## [Task brief]
Your task is to repeat the listing exactly.

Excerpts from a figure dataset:
- - - - - - -
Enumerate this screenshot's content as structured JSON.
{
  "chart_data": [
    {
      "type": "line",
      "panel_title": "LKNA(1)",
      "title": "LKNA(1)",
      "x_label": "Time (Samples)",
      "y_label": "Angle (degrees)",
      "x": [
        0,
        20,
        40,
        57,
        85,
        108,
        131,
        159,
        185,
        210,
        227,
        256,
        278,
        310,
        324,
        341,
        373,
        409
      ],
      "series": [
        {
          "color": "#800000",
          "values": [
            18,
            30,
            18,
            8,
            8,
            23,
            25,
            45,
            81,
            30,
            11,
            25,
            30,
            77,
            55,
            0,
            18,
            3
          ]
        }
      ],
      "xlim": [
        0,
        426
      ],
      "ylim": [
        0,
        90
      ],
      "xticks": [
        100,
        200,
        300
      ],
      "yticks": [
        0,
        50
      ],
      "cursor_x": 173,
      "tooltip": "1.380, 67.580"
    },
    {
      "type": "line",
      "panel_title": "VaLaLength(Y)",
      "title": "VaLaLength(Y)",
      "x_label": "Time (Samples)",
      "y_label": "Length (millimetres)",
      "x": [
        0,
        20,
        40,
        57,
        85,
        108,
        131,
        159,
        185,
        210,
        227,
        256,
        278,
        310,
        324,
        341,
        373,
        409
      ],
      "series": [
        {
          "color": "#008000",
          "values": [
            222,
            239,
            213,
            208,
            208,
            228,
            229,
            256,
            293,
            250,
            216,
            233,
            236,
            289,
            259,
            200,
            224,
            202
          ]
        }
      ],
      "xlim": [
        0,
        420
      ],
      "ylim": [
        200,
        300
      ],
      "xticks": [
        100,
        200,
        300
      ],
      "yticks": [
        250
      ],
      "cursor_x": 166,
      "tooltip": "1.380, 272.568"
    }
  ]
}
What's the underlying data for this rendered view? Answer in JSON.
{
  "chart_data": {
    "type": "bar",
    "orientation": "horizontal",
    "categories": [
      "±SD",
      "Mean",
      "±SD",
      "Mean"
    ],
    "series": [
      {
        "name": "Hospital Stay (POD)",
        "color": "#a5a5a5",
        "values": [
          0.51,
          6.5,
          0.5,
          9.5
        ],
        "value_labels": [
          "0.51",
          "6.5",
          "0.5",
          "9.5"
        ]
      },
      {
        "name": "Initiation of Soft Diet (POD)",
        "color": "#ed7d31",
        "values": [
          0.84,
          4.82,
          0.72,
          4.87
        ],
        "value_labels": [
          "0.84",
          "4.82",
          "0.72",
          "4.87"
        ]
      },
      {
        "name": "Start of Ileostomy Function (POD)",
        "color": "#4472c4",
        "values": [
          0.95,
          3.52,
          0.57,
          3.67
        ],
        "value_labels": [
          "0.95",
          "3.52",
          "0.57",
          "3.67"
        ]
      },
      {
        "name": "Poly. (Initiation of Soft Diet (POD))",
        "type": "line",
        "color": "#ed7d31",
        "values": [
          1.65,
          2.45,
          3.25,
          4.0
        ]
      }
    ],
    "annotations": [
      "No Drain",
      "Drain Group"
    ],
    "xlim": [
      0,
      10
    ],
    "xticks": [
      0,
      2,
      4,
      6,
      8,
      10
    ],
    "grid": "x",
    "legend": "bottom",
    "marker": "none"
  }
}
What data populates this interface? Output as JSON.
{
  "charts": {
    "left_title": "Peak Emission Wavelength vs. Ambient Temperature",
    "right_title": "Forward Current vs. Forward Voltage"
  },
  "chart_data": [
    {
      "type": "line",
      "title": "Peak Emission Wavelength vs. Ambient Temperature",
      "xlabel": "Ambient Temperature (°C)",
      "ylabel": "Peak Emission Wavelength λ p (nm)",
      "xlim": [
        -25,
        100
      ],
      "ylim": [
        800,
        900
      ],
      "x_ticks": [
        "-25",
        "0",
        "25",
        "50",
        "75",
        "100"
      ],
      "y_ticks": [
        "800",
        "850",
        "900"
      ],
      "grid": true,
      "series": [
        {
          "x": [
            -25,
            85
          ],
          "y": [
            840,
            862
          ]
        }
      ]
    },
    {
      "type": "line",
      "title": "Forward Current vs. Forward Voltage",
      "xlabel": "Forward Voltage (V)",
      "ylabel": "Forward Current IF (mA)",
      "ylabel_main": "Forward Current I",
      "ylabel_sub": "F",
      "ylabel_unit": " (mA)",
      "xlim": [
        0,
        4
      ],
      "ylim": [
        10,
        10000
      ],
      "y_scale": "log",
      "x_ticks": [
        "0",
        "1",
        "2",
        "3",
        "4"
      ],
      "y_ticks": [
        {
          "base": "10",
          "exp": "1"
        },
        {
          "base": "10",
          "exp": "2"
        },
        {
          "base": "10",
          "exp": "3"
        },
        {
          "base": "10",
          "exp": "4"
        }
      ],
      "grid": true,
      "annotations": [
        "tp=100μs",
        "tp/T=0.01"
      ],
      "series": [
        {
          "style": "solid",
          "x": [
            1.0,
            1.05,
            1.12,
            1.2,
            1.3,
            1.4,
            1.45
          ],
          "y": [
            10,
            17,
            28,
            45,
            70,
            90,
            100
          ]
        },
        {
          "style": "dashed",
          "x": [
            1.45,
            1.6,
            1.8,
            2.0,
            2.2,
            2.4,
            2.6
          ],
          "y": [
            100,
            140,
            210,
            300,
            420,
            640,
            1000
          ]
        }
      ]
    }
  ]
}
- - - - - - -
## [Solution to this problem]
Enumerate this screenshot's content as structured JSON.
{
  "chart_data": [
    {
      "type": "line",
      "panel_title": "LKNA(1)",
      "title": "LKNA(1)",
      "x_label": "Time (Samples)",
      "y_label": "Angle (degrees)",
      "x": [
        0,
        20,
        40,
        57,
        85,
        108,
        131,
        159,
        185,
        210,
        227,
        256,
        278,
        310,
        324,
        341,
        373,
        409
      ],
      "series": [
        {
          "color": "#800000",
          "values": [
            18,
            30,
            18,
            8,
            8,
            23,
            25,
            45,
            81,
            30,
            11,
            25,
            30,
            77,
            55,
            0,
            18,
            3
          ]
        }
      ],
      "xlim": [
        0,
        426
      ],
      "ylim": [
        0,
        90
      ],
      "xticks": [
        100,
        200,
        300
      ],
      "yticks": [
        0,
        50
      ],
      "cursor_x": 173,
      "tooltip": "1.380, 67.580"
    },
    {
      "type": "line",
      "panel_title": "VaLaLength(Y)",
      "title": "VaLaLength(Y)",
      "x_label": "Time (Samples)",
      "y_label": "Length (millimetres)",
      "x": [
        0,
        20,
        40,
        57,
        85,
        108,
        131,
        159,
        185,
        210,
        227,
        256,
        278,
        310,
        324,
        341,
        373,
        409
      ],
      "series": [
        {
          "color": "#008000",
          "values": [
            222,
            239,
            213,
            208,
            208,
            228,
            229,
            256,
            293,
            250,
            216,
            233,
            236,
            289,
            259,
            200,
            224,
            202
          ]
        }
      ],
      "xlim": [
        0,
        420
      ],
      "ylim": [
        200,
        300
      ],
      "xticks": [
        100,
        200,
        300
      ],
      "yticks": [
        250
      ],
      "cursor_x": 166,
      "tooltip": "1.380, 272.568"
    }
  ]
}
What's the underlying data for this rendered view? Answer in JSON.
{
  "chart_data": {
    "type": "bar",
    "orientation": "horizontal",
    "categories": [
      "±SD",
      "Mean",
      "±SD",
      "Mean"
    ],
    "series": [
      {
        "name": "Hospital Stay (POD)",
        "color": "#a5a5a5",
        "values": [
          0.51,
          6.5,
          0.5,
          9.5
        ],
        "value_labels": [
          "0.51",
          "6.5",
          "0.5",
          "9.5"
        ]
      },
      {
        "name": "Initiation of Soft Diet (POD)",
        "color": "#ed7d31",
        "values": [
          0.84,
          4.82,
          0.72,
          4.87
        ],
        "value_labels": [
          "0.84",
          "4.82",
          "0.72",
          "4.87"
        ]
      },
      {
        "name": "Start of Ileostomy Function (POD)",
        "color": "#4472c4",
        "values": [
          0.95,
          3.52,
          0.57,
          3.67
        ],
        "value_labels": [
          "0.95",
          "3.52",
          "0.57",
          "3.67"
        ]
      },
      {
        "name": "Poly. (Initiation of Soft Diet (POD))",
        "type": "line",
        "color": "#ed7d31",
        "values": [
          1.65,
          2.45,
          3.25,
          4.0
        ]
      }
    ],
    "annotations": [
      "No Drain",
      "Drain Group"
    ],
    "xlim": [
      0,
      10
    ],
    "xticks": [
      0,
      2,
      4,
      6,
      8,
      10
    ],
    "grid": "x",
    "legend": "bottom",
    "marker": "none"
  }
}
What data populates this interface? Output as JSON.
{
  "charts": {
    "left_title": "Peak Emission Wavelength vs. Ambient Temperature",
    "right_title": "Forward Current vs. Forward Voltage"
  },
  "chart_data": [
    {
      "type": "line",
      "title": "Peak Emission Wavelength vs. Ambient Temperature",
      "xlabel": "Ambient Temperature (°C)",
      "ylabel": "Peak Emission Wavelength λ p (nm)",
      "xlim": [
        -25,
        100
      ],
      "ylim": [
        800,
        900
      ],
      "x_ticks": [
        "-25",
        "0",
        "25",
        "50",
        "75",
        "100"
      ],
      "y_ticks": [
        "800",
        "850",
        "900"
      ],
      "grid": true,
      "series": [
        {
          "x": [
            -25,
            85
          ],
          "y": [
            840,
            862
          ]
        }
      ]
    },
    {
      "type": "line",
      "title": "Forward Current vs. Forward Voltage",
      "xlabel": "Forward Voltage (V)",
      "ylabel": "Forward Current IF (mA)",
      "ylabel_main": "Forward Current I",
      "ylabel_sub": "F",
      "ylabel_unit": " (mA)",
      "xlim": [
        0,
        4
      ],
      "ylim": [
        10,
        10000
      ],
      "y_scale": "log",
      "x_ticks": [
        "0",
        "1",
        "2",
        "3",
        "4"
      ],
      "y_ticks": [
        {
          "base": "10",
          "exp": "1"
        },
        {
          "base": "10",
          "exp": "2"
        },
        {
          "base": "10",
          "exp": "3"
        },
        {
          "base": "10",
          "exp": "4"
        }
      ],
      "grid": true,
      "annotations": [
        "tp=100μs",
        "tp/T=0.01"
      ],
      "series": [
        {
          "style": "solid",
          "x": [
            1.0,
            1.05,
            1.12,
            1.2,
            1.3,
            1.4,
            1.45
          ],
          "y": [
            10,
            17,
            28,
            45,
            70,
            90,
            100
          ]
        },
        {
          "style": "dashed",
          "x": [
            1.45,
            1.6,
            1.8,
            2.0,
            2.2,
            2.4,
            2.6
          ],
          "y": [
            100,
            140,
            210,
            300,
            420,
            640,
            1000
          ]
        }
      ]
    }
  ]
}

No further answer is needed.